▸ **Challenge**: In the data below, find the line containing "Decode this image"; reproduce that line and all subsequent lines exactly, and nothing else.

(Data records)
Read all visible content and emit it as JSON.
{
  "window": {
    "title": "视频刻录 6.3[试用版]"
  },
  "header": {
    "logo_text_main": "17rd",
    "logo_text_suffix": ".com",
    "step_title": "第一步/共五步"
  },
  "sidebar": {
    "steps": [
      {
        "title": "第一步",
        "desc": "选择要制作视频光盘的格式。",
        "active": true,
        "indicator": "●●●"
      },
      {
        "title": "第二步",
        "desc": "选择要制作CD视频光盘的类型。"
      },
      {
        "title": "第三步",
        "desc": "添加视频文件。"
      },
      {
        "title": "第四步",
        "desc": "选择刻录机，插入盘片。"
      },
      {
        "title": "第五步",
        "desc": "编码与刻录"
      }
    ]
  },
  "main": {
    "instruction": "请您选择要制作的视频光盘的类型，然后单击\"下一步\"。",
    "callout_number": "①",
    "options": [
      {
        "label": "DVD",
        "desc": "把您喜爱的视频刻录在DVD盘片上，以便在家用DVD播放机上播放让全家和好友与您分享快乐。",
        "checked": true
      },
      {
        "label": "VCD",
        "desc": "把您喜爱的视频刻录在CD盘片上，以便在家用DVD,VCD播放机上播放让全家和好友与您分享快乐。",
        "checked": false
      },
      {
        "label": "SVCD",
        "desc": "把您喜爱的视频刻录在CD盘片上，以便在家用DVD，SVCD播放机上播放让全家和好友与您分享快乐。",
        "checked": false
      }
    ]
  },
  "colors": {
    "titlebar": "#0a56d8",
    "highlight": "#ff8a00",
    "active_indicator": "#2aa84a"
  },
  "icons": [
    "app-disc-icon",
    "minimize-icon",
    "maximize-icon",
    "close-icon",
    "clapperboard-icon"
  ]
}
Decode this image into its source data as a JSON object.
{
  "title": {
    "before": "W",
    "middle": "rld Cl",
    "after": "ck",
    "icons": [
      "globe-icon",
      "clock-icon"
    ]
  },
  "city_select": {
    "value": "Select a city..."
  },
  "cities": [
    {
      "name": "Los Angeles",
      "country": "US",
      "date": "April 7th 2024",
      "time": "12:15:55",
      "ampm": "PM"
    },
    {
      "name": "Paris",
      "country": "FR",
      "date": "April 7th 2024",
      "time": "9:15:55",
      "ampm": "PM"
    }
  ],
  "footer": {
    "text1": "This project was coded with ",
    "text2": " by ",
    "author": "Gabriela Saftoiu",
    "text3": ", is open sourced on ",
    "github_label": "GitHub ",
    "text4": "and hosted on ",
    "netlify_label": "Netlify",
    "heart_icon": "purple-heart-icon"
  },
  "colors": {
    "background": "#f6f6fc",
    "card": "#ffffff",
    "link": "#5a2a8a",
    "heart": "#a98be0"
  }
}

▸ **Result below**:
Decode this image into its source data as a JSON object.
{
  "title": {
    "before": "W",
    "middle": "rld Cl",
    "after": "ck",
    "icons": [
      "globe-icon",
      "clock-icon"
    ]
  },
  "city_select": {
    "value": "Select a city..."
  },
  "cities": [
    {
      "name": "Los Angeles",
      "country": "US",
      "date": "April 7th 2024",
      "time": "12:15:55",
      "ampm": "PM"
    },
    {
      "name": "Paris",
      "country": "FR",
      "date": "April 7th 2024",
      "time": "9:15:55",
      "ampm": "PM"
    }
  ],
  "footer": {
    "text1": "This project was coded with ",
    "text2": " by ",
    "author": "Gabriela Saftoiu",
    "text3": ", is open sourced on ",
    "github_label": "GitHub ",
    "text4": "and hosted on ",
    "netlify_label": "Netlify",
    "heart_icon": "purple-heart-icon"
  },
  "colors": {
    "background": "#f6f6fc",
    "card": "#ffffff",
    "link": "#5a2a8a",
    "heart": "#a98be0"
  }
}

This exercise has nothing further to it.